> _Job_: Review the material and extract every line in which the word "charged" occurs.

[Start of Provided entries]

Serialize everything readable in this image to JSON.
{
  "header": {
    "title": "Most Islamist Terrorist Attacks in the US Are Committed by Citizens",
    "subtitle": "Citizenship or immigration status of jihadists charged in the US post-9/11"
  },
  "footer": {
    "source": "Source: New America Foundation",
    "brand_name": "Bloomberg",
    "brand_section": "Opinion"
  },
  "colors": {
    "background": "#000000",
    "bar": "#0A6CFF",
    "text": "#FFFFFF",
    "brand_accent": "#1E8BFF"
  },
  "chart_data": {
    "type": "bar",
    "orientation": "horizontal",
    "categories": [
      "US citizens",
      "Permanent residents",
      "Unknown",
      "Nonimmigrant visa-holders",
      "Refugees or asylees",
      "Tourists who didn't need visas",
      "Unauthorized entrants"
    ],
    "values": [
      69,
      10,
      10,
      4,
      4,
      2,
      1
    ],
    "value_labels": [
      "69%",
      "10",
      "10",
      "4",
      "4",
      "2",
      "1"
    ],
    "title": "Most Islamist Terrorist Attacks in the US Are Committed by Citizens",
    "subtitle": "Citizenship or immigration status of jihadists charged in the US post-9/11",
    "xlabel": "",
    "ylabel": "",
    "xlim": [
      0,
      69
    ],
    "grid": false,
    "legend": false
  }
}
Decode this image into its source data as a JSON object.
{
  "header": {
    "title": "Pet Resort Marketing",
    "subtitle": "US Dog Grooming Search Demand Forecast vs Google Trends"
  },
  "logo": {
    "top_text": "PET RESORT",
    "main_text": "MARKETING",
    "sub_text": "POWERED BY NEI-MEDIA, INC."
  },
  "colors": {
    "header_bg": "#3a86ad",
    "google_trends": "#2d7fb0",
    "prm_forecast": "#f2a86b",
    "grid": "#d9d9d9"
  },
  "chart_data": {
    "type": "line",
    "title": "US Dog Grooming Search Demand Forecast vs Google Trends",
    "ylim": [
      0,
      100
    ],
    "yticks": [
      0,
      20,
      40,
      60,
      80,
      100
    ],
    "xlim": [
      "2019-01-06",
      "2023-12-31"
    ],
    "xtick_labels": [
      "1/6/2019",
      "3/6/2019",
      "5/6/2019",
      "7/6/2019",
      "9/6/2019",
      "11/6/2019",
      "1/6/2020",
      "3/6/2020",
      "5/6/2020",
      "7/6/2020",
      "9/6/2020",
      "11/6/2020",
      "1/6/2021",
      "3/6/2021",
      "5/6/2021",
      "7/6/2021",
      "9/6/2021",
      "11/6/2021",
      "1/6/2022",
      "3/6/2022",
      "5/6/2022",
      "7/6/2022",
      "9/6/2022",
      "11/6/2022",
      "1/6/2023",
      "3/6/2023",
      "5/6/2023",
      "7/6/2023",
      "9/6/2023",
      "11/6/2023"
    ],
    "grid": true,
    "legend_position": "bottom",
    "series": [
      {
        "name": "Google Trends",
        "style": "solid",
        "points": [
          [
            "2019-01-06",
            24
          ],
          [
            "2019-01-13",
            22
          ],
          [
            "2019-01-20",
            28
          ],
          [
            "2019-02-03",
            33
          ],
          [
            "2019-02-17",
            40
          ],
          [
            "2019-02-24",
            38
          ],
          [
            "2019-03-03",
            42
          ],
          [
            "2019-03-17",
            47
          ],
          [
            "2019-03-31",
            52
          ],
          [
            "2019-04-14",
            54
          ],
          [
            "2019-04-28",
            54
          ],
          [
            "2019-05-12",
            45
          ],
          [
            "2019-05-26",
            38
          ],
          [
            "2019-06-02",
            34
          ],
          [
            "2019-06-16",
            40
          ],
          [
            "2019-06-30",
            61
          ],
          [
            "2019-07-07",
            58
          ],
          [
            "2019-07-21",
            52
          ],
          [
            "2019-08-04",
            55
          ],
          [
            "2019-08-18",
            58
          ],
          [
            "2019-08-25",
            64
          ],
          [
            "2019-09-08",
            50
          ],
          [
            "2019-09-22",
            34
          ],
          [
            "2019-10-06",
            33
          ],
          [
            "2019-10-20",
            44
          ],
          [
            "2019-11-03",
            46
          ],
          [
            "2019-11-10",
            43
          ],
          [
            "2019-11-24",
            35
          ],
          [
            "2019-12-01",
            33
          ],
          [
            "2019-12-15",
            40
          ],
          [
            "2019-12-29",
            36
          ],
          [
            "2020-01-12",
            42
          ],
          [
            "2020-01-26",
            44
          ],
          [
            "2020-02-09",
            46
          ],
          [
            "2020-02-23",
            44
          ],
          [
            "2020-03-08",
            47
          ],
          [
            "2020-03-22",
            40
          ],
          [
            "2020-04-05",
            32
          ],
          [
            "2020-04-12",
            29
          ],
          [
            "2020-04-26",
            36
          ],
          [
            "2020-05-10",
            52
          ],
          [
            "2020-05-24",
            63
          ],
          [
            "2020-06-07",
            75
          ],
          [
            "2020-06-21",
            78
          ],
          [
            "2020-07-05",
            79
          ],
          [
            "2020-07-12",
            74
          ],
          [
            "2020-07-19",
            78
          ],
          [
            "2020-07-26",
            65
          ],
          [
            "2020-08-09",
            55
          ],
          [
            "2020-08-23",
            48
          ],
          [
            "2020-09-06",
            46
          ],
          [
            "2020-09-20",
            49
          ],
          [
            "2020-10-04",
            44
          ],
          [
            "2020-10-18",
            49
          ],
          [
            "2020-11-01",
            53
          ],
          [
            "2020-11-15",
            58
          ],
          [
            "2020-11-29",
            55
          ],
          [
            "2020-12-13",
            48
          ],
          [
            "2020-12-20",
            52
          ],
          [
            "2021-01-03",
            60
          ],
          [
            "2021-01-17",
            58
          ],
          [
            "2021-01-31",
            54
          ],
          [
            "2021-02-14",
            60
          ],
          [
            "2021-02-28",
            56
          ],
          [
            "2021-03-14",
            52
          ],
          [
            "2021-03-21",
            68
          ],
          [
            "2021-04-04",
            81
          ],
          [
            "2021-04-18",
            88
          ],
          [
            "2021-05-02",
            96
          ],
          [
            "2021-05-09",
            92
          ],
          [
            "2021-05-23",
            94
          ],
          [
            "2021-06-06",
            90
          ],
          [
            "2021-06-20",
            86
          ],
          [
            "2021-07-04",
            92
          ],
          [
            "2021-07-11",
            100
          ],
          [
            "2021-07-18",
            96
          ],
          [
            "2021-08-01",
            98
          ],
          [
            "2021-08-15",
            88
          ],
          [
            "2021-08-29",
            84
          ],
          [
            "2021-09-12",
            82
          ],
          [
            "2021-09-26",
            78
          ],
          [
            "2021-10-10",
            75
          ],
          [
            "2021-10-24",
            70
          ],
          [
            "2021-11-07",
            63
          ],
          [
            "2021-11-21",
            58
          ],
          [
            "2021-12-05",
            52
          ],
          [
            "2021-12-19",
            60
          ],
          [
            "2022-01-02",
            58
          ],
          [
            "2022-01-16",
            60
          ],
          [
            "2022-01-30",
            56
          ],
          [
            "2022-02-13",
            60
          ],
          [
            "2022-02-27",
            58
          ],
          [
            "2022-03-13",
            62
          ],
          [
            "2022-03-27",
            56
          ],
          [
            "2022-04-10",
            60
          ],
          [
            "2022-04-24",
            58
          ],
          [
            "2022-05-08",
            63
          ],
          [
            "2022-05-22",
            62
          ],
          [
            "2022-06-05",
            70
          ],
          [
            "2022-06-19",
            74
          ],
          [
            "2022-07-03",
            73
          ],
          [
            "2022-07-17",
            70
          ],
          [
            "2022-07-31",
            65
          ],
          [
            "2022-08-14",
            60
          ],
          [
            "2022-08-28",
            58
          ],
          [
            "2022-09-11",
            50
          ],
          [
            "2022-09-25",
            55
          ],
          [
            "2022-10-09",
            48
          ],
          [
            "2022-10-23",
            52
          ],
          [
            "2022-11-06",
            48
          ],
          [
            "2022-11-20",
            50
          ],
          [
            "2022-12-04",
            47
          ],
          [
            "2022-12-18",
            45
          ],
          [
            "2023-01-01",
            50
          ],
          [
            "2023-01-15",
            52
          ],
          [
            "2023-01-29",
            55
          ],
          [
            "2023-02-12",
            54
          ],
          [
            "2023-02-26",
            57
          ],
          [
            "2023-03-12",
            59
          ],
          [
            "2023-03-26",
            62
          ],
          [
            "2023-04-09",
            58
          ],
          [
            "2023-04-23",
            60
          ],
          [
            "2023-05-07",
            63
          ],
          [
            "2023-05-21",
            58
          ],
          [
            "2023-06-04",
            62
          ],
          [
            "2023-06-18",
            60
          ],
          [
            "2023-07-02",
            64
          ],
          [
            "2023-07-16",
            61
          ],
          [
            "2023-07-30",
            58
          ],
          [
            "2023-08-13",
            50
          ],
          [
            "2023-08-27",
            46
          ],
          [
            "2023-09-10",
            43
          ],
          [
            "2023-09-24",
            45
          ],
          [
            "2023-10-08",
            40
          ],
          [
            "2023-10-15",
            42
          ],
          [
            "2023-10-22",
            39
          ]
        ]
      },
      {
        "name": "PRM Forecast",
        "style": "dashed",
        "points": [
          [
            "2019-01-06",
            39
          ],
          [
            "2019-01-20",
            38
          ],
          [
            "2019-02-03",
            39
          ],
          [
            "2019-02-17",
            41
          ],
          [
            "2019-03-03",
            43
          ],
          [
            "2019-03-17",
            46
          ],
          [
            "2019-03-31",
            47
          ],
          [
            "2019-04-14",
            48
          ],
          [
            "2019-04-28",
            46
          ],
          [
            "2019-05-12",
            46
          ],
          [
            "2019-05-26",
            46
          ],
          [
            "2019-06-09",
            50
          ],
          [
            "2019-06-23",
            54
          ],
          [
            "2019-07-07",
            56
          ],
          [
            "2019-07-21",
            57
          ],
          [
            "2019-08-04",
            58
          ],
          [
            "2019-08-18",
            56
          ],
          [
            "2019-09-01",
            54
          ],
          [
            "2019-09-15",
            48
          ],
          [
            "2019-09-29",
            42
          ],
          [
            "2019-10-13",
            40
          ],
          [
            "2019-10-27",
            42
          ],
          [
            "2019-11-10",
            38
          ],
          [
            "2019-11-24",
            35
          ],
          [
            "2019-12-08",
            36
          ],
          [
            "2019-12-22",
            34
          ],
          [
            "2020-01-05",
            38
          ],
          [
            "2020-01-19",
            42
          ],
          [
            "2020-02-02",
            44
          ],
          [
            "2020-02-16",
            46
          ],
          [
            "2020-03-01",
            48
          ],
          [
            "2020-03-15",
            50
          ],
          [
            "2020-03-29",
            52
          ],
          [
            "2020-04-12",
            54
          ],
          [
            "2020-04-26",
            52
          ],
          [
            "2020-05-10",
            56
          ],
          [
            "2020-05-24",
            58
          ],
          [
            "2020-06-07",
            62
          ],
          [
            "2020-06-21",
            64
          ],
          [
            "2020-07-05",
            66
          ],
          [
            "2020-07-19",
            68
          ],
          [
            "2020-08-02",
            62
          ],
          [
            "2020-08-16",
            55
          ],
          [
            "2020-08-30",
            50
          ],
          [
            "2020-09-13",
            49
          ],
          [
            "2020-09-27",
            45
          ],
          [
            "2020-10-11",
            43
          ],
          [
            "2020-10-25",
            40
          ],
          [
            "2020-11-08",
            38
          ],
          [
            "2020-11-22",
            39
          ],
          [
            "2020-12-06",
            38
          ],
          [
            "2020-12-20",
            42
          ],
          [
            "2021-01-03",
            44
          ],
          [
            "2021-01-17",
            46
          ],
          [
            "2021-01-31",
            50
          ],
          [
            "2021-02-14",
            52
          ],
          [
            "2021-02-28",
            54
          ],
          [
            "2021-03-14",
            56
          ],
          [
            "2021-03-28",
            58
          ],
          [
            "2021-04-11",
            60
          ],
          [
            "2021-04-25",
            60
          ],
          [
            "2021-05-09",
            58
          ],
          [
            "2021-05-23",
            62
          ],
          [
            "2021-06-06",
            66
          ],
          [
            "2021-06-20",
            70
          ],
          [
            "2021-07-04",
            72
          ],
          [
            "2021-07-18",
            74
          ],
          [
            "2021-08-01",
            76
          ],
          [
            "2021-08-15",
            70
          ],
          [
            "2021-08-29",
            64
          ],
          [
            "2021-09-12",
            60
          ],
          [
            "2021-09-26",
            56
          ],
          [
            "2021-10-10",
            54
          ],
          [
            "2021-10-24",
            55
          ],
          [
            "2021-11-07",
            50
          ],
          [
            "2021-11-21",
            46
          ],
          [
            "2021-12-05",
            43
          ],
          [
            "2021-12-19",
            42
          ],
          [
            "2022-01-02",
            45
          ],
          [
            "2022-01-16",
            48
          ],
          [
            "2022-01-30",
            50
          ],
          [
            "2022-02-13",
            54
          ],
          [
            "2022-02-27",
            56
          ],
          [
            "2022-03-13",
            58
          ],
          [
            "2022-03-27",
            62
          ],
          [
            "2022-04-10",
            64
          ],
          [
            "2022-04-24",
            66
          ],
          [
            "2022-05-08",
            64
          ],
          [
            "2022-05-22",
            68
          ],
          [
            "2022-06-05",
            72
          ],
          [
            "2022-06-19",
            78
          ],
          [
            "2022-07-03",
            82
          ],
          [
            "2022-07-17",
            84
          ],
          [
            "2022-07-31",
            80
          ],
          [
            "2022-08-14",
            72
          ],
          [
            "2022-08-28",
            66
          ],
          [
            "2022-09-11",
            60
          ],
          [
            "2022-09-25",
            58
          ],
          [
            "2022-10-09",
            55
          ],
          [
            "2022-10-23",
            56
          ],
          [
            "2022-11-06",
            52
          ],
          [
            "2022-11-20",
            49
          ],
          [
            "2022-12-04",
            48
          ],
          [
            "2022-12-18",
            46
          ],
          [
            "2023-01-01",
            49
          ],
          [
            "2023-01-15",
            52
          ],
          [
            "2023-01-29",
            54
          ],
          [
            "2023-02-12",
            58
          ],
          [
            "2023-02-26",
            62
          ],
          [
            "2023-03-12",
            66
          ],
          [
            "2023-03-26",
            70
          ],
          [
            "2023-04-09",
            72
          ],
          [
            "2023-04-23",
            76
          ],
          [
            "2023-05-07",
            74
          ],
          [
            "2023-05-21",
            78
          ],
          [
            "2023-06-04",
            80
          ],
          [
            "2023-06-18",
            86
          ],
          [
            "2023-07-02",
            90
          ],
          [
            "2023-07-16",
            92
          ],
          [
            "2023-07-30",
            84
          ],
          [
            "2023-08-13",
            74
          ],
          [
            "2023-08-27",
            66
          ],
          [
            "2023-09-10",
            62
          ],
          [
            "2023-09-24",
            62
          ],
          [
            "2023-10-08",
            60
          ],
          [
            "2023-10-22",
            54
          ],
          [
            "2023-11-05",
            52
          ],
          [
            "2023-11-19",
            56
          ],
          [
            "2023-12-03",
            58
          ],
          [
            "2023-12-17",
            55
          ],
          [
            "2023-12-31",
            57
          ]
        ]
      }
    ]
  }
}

[End of Provided entries]

> _Solution to this task_:
    "subtitle": "Citizenship or immigration status of jihadists charged in the US post-9/11"
    "subtitle": "Citizenship or immigration status of jihadists charged in the US post-9/11",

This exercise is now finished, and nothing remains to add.